### Extracted entries
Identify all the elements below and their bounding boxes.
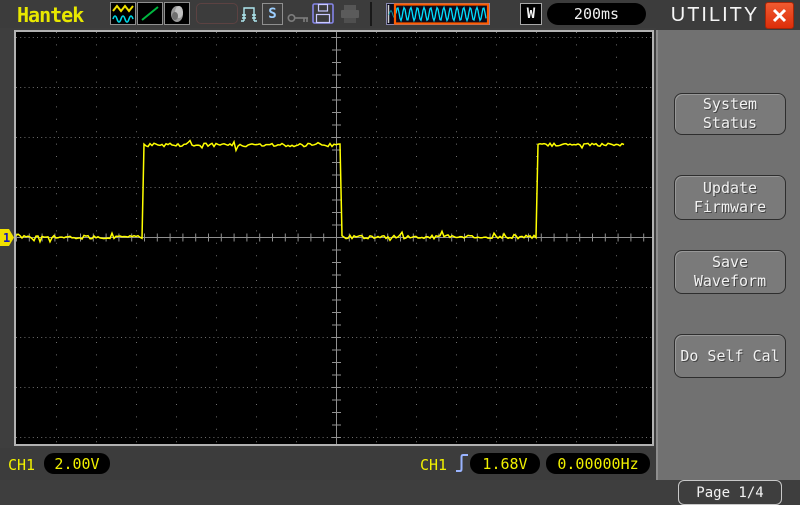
rising-edge-glyph	[455, 452, 470, 475]
key-glyph	[287, 12, 310, 24]
graticule-and-trace	[16, 32, 652, 444]
window-icon[interactable]: W	[520, 3, 542, 25]
trigger-level-value: 1.68V	[482, 455, 527, 473]
channel-number: 1	[3, 231, 10, 245]
system-status-button[interactable]: System Status	[674, 93, 786, 135]
menu-header: UTILITY	[656, 0, 800, 30]
printer-glyph	[339, 4, 362, 24]
scope-display-bezel: 1	[0, 28, 656, 448]
scope-screen	[14, 30, 654, 446]
waveform-icon[interactable]	[110, 2, 136, 25]
key-icon[interactable]	[287, 9, 310, 28]
waveform-icon-glyph	[112, 4, 134, 23]
s-mode-icon[interactable]: S	[262, 3, 283, 25]
page-button[interactable]: Page 1/4	[678, 480, 782, 505]
update-firmware-button[interactable]: Update Firmware	[674, 175, 786, 220]
save-icon[interactable]	[312, 3, 335, 29]
channel1-marker-glyph: 1	[0, 229, 14, 246]
brand-logo: Hantek	[17, 3, 83, 27]
pulse-icon[interactable]	[240, 5, 260, 27]
timebase-readout: 200ms	[547, 3, 646, 25]
window-label: W	[527, 6, 535, 22]
print-icon[interactable]	[339, 4, 362, 28]
menu-title: UTILITY	[671, 4, 759, 27]
toolbar-divider	[370, 2, 372, 26]
channel1-position-marker[interactable]: 1	[0, 229, 14, 246]
status-bar: CH1 2.00V CH1 1.68V 0.00000Hz	[0, 448, 656, 480]
close-button[interactable]	[765, 2, 794, 29]
trigger-frequency-value: 0.00000Hz	[557, 455, 638, 473]
thumb-glyph	[166, 4, 188, 23]
trigger-source-label: CH1	[420, 456, 447, 474]
save-waveform-button[interactable]: Save Waveform	[674, 250, 786, 294]
top-toolbar: Hantek S	[0, 0, 656, 28]
ch1-label: CH1	[8, 456, 35, 474]
floppy-glyph	[312, 3, 335, 25]
ch1-scale-readout: 2.00V	[44, 453, 110, 474]
close-icon	[772, 8, 787, 23]
rising-edge-icon	[455, 452, 470, 479]
trigger-level-readout: 1.68V	[470, 453, 540, 474]
trigger-frequency-readout: 0.00000Hz	[546, 453, 650, 474]
ch1-scale-value: 2.00V	[54, 455, 99, 473]
record-preview[interactable]	[386, 3, 490, 29]
timebase-value: 200ms	[574, 5, 619, 23]
thumb-icon[interactable]	[164, 2, 190, 25]
utility-menu-panel: UTILITY System Status Update Firmware Sa…	[656, 0, 800, 480]
s-mode-label: S	[268, 6, 276, 22]
green-line-icon[interactable]	[137, 2, 163, 25]
menu-body: System Status Update Firmware Save Wavef…	[656, 30, 800, 480]
empty-readout-field	[196, 3, 238, 24]
green-line-glyph	[139, 4, 161, 23]
record-preview-glyph	[386, 3, 490, 25]
pulse-glyph	[240, 5, 260, 23]
do-self-cal-button[interactable]: Do Self Cal	[674, 334, 786, 378]
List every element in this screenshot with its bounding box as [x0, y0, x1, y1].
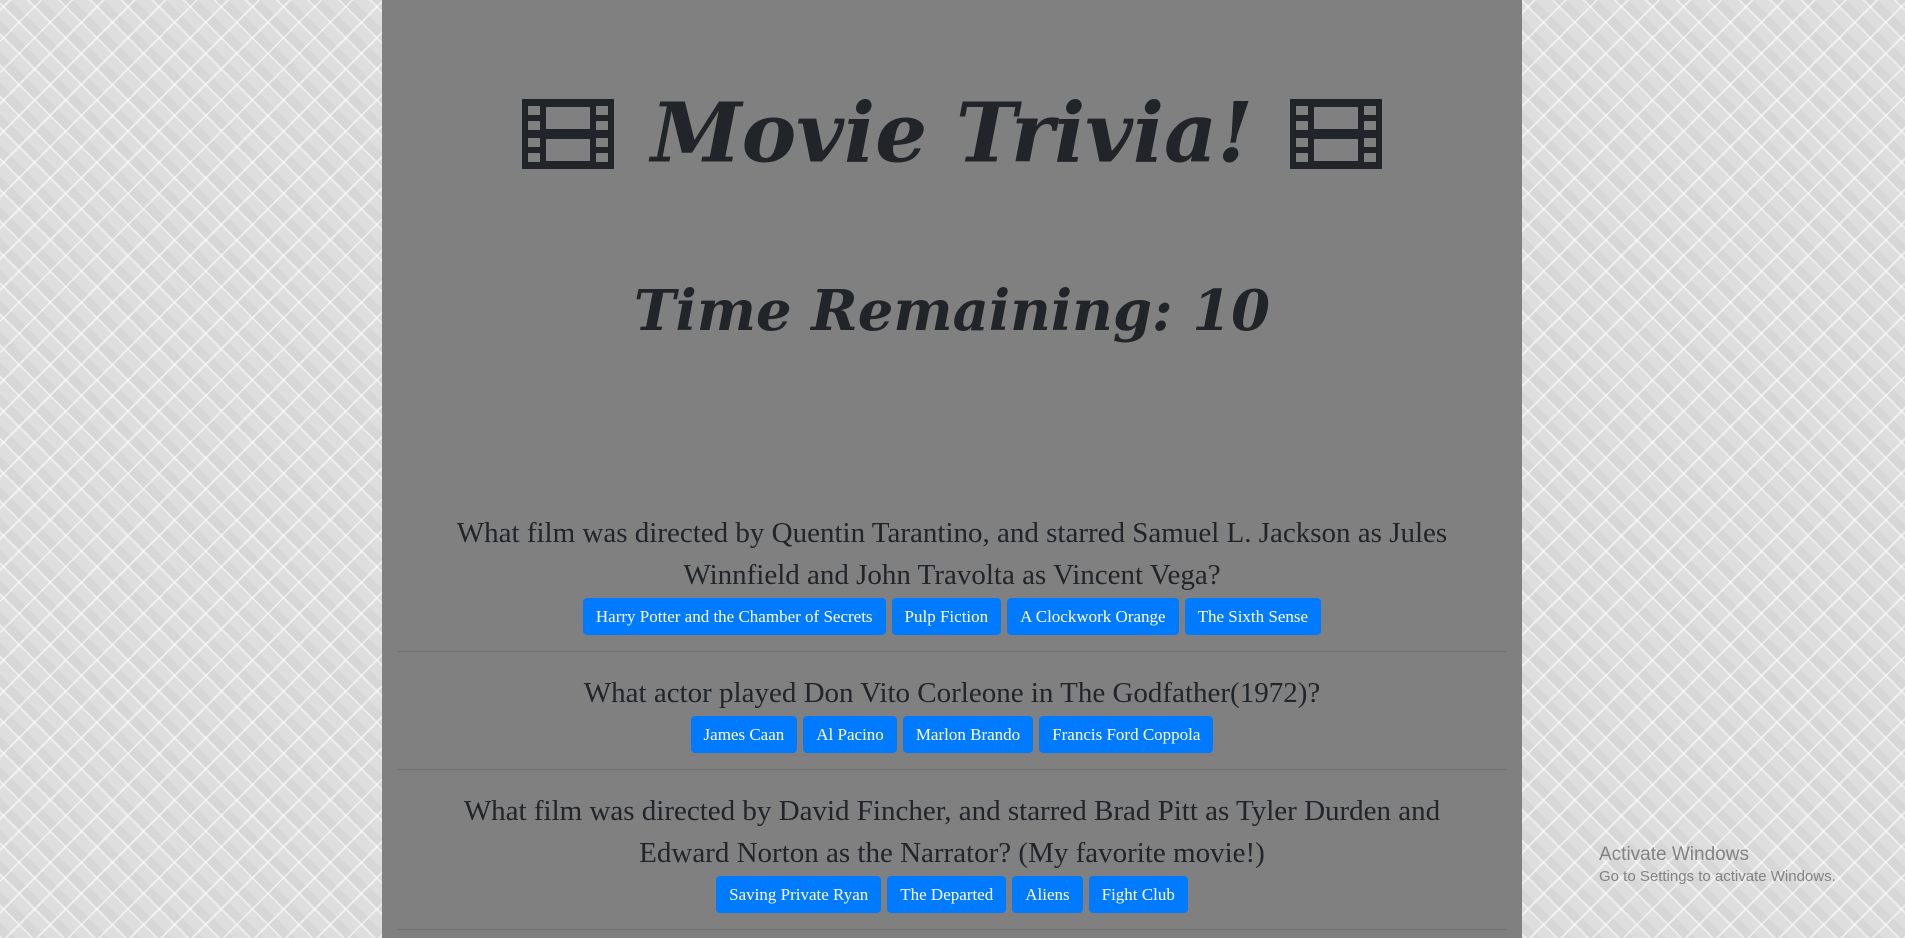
answer-group: Harry Potter and the Chamber of Secrets …	[398, 598, 1506, 635]
page-title: Movie Trivia!	[382, 78, 1522, 183]
question-text: What actor played Don Vito Corleone in T…	[583, 677, 1321, 709]
answer-button[interactable]: Marlon Brando	[902, 716, 1034, 753]
answer-button[interactable]: The Sixth Sense	[1184, 598, 1322, 635]
activate-windows-watermark: Activate Windows Go to Settings to activ…	[1599, 843, 1836, 887]
answer-button[interactable]: Aliens	[1012, 876, 1083, 913]
question-item: What film was directed by Quentin Tarant…	[398, 512, 1506, 652]
answer-button[interactable]: Saving Private Ryan	[716, 876, 882, 913]
question-item: What film was directed by David Fincher,…	[398, 790, 1506, 930]
answer-button[interactable]: Al Pacino	[803, 716, 897, 753]
main-panel: Movie Trivia! Time Remaining: 10 What fi…	[382, 0, 1522, 938]
answer-group: Saving Private Ryan The Departed Aliens …	[398, 876, 1506, 913]
watermark-subtitle: Go to Settings to activate Windows.	[1599, 868, 1836, 885]
answer-button[interactable]: The Departed	[887, 876, 1007, 913]
title-text: Movie Trivia!	[650, 85, 1254, 182]
answer-button[interactable]: Fight Club	[1088, 876, 1188, 913]
film-icon	[522, 98, 615, 169]
answer-button[interactable]: Harry Potter and the Chamber of Secrets	[582, 598, 886, 635]
question-list: What film was directed by Quentin Tarant…	[398, 512, 1506, 938]
question-text: What film was directed by David Fincher,…	[463, 795, 1441, 869]
time-remaining: Time Remaining: 10	[633, 278, 1271, 344]
question-item: What actor played Don Vito Corleone in T…	[398, 672, 1506, 770]
answer-button[interactable]: A Clockwork Orange	[1007, 598, 1179, 635]
watermark-title: Activate Windows	[1599, 844, 1749, 865]
film-icon	[1289, 98, 1382, 169]
answer-group: James Caan Al Pacino Marlon Brando Franc…	[398, 716, 1506, 753]
answer-button[interactable]: James Caan	[690, 716, 798, 753]
answer-button[interactable]: Pulp Fiction	[891, 598, 1002, 635]
answer-button[interactable]: Francis Ford Coppola	[1039, 716, 1214, 753]
question-text: What film was directed by Quentin Tarant…	[456, 517, 1448, 591]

### Task instructions
Print every line of the items above verbatim, from the first item through the last, omitting the pictures.

### Answer to this problem
Identify all the elements below and their bounding boxes.
rising-edge-glyph	[455, 452, 470, 475]
key-glyph	[287, 12, 310, 24]
graticule-and-trace	[16, 32, 652, 444]
window-icon[interactable]: W	[520, 3, 542, 25]
trigger-level-value: 1.68V	[482, 455, 527, 473]
channel-number: 1	[3, 231, 10, 245]
system-status-button[interactable]: System Status	[674, 93, 786, 135]
menu-header: UTILITY	[656, 0, 800, 30]
printer-glyph	[339, 4, 362, 24]
scope-display-bezel: 1	[0, 28, 656, 448]
scope-screen	[14, 30, 654, 446]
waveform-icon[interactable]	[110, 2, 136, 25]
key-icon[interactable]	[287, 9, 310, 28]
waveform-icon-glyph	[112, 4, 134, 23]
s-mode-icon[interactable]: S	[262, 3, 283, 25]
page-button[interactable]: Page 1/4	[678, 480, 782, 505]
update-firmware-button[interactable]: Update Firmware	[674, 175, 786, 220]
save-icon[interactable]	[312, 3, 335, 29]
channel1-marker-glyph: 1	[0, 229, 14, 246]
brand-logo: Hantek	[17, 3, 83, 27]
pulse-icon[interactable]	[240, 5, 260, 27]
timebase-readout: 200ms	[547, 3, 646, 25]
window-label: W	[527, 6, 535, 22]
print-icon[interactable]	[339, 4, 362, 28]
menu-title: UTILITY	[671, 4, 759, 27]
toolbar-divider	[370, 2, 372, 26]
channel1-position-marker[interactable]: 1	[0, 229, 14, 246]
status-bar: CH1 2.00V CH1 1.68V 0.00000Hz	[0, 448, 656, 480]
close-button[interactable]	[765, 2, 794, 29]
trigger-frequency-value: 0.00000Hz	[557, 455, 638, 473]
thumb-glyph	[166, 4, 188, 23]
trigger-source-label: CH1	[420, 456, 447, 474]
save-waveform-button[interactable]: Save Waveform	[674, 250, 786, 294]
top-toolbar: Hantek S	[0, 0, 656, 28]
ch1-label: CH1	[8, 456, 35, 474]
floppy-glyph	[312, 3, 335, 25]
ch1-scale-readout: 2.00V	[44, 453, 110, 474]
close-icon	[772, 8, 787, 23]
rising-edge-icon	[455, 452, 470, 479]
trigger-level-readout: 1.68V	[470, 453, 540, 474]
trigger-frequency-readout: 0.00000Hz	[546, 453, 650, 474]
ch1-scale-value: 2.00V	[54, 455, 99, 473]
record-preview[interactable]	[386, 3, 490, 29]
timebase-value: 200ms	[574, 5, 619, 23]
thumb-icon[interactable]	[164, 2, 190, 25]
utility-menu-panel: UTILITY System Status Update Firmware Sa…	[656, 0, 800, 480]
s-mode-label: S	[268, 6, 276, 22]
green-line-icon[interactable]	[137, 2, 163, 25]
menu-body: System Status Update Firmware Save Wavef…	[656, 30, 800, 480]
empty-readout-field	[196, 3, 238, 24]
green-line-glyph	[139, 4, 161, 23]
record-preview-glyph	[386, 3, 490, 25]
pulse-glyph	[240, 5, 260, 23]
do-self-cal-button[interactable]: Do Self Cal	[674, 334, 786, 378]
List every element in this screenshot with its bounding box as [x0, y0, x1, y1].
answer-group: Harry Potter and the Chamber of Secrets …	[398, 598, 1506, 635]
page-title: Movie Trivia!	[382, 78, 1522, 183]
question-text: What actor played Don Vito Corleone in T…	[583, 677, 1321, 709]
answer-button[interactable]: Marlon Brando	[902, 716, 1034, 753]
answer-button[interactable]: The Sixth Sense	[1184, 598, 1322, 635]
activate-windows-watermark: Activate Windows Go to Settings to activ…	[1599, 843, 1836, 887]
answer-button[interactable]: Aliens	[1012, 876, 1083, 913]
question-item: What film was directed by Quentin Tarant…	[398, 512, 1506, 652]
answer-button[interactable]: Saving Private Ryan	[716, 876, 882, 913]
question-item: What film was directed by David Fincher,…	[398, 790, 1506, 930]
answer-button[interactable]: Al Pacino	[803, 716, 897, 753]
main-panel: Movie Trivia! Time Remaining: 10 What fi…	[382, 0, 1522, 938]
answer-group: Saving Private Ryan The Departed Aliens …	[398, 876, 1506, 913]
watermark-subtitle: Go to Settings to activate Windows.	[1599, 868, 1836, 885]
answer-button[interactable]: The Departed	[887, 876, 1007, 913]
title-text: Movie Trivia!	[650, 85, 1254, 182]
answer-button[interactable]: Fight Club	[1088, 876, 1188, 913]
film-icon	[522, 98, 615, 169]
answer-button[interactable]: Harry Potter and the Chamber of Secrets	[582, 598, 886, 635]
question-list: What film was directed by Quentin Tarant…	[398, 512, 1506, 938]
question-text: What film was directed by David Fincher,…	[463, 795, 1441, 869]
time-remaining: Time Remaining: 10	[633, 278, 1271, 344]
question-item: What actor played Don Vito Corleone in T…	[398, 672, 1506, 770]
answer-button[interactable]: A Clockwork Orange	[1007, 598, 1179, 635]
watermark-title: Activate Windows	[1599, 844, 1749, 865]
film-icon	[1289, 98, 1382, 169]
answer-group: James Caan Al Pacino Marlon Brando Franc…	[398, 716, 1506, 753]
answer-button[interactable]: James Caan	[690, 716, 798, 753]
answer-button[interactable]: Pulp Fiction	[891, 598, 1002, 635]
answer-button[interactable]: Francis Ford Coppola	[1039, 716, 1214, 753]
question-text: What film was directed by Quentin Tarant…	[456, 517, 1448, 591]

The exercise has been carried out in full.